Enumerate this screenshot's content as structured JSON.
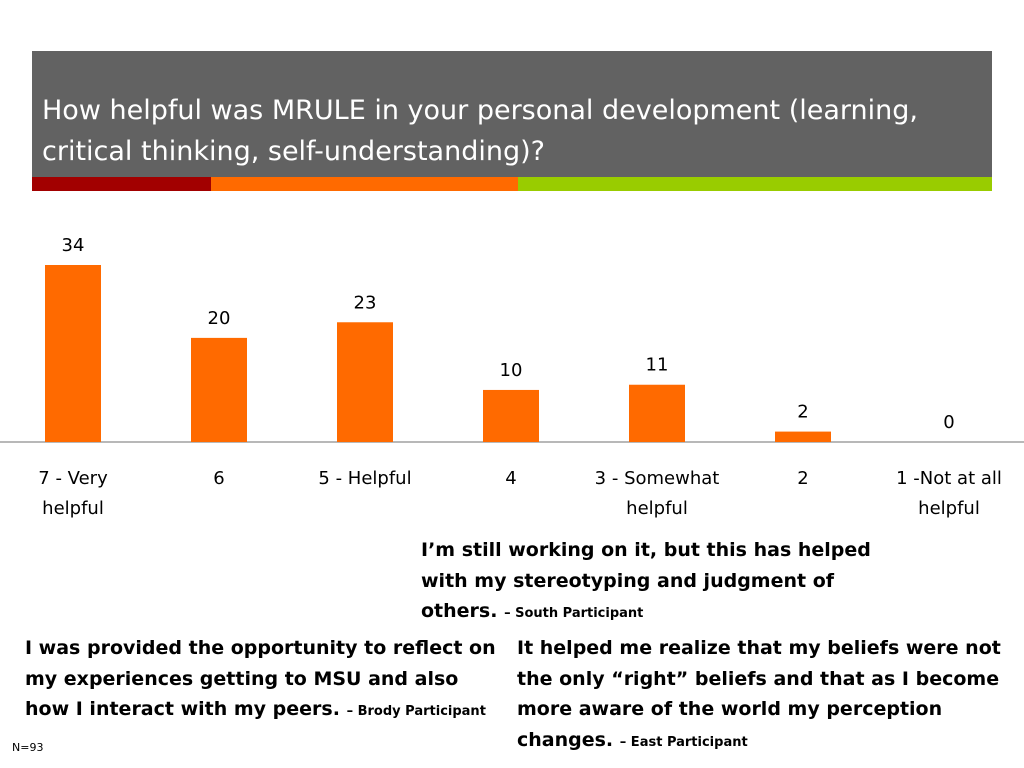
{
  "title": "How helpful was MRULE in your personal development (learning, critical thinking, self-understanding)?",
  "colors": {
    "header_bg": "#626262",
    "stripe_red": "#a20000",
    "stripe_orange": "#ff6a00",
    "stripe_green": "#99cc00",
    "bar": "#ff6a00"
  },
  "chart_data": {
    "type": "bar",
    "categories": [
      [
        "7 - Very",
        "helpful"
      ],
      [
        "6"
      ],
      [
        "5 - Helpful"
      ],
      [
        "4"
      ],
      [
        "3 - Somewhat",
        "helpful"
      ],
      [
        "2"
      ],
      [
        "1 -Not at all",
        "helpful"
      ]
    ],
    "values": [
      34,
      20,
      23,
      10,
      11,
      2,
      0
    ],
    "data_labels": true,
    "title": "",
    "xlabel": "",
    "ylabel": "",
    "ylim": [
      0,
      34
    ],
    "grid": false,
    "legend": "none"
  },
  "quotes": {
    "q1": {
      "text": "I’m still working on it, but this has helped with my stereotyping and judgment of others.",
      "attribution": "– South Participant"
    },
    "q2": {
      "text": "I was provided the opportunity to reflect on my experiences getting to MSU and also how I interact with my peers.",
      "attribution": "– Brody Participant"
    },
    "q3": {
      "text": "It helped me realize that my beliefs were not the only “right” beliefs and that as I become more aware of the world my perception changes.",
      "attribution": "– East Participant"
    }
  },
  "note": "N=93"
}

# Exercise details:
Quote the data above in full and without alteration; skip the pictures.

# Exercise result:
Enumerate this screenshot's content as structured JSON.
{
  "title": "How helpful was MRULE in your personal development (learning, critical thinking, self-understanding)?",
  "colors": {
    "header_bg": "#626262",
    "stripe_red": "#a20000",
    "stripe_orange": "#ff6a00",
    "stripe_green": "#99cc00",
    "bar": "#ff6a00"
  },
  "chart_data": {
    "type": "bar",
    "categories": [
      [
        "7 - Very",
        "helpful"
      ],
      [
        "6"
      ],
      [
        "5 - Helpful"
      ],
      [
        "4"
      ],
      [
        "3 - Somewhat",
        "helpful"
      ],
      [
        "2"
      ],
      [
        "1 -Not at all",
        "helpful"
      ]
    ],
    "values": [
      34,
      20,
      23,
      10,
      11,
      2,
      0
    ],
    "data_labels": true,
    "title": "",
    "xlabel": "",
    "ylabel": "",
    "ylim": [
      0,
      34
    ],
    "grid": false,
    "legend": "none"
  },
  "quotes": {
    "q1": {
      "text": "I’m still working on it, but this has helped with my stereotyping and judgment of others.",
      "attribution": "– South Participant"
    },
    "q2": {
      "text": "I was provided the opportunity to reflect on my experiences getting to MSU and also how I interact with my peers.",
      "attribution": "– Brody Participant"
    },
    "q3": {
      "text": "It helped me realize that my beliefs were not the only “right” beliefs and that as I become more aware of the world my perception changes.",
      "attribution": "– East Participant"
    }
  },
  "note": "N=93"
}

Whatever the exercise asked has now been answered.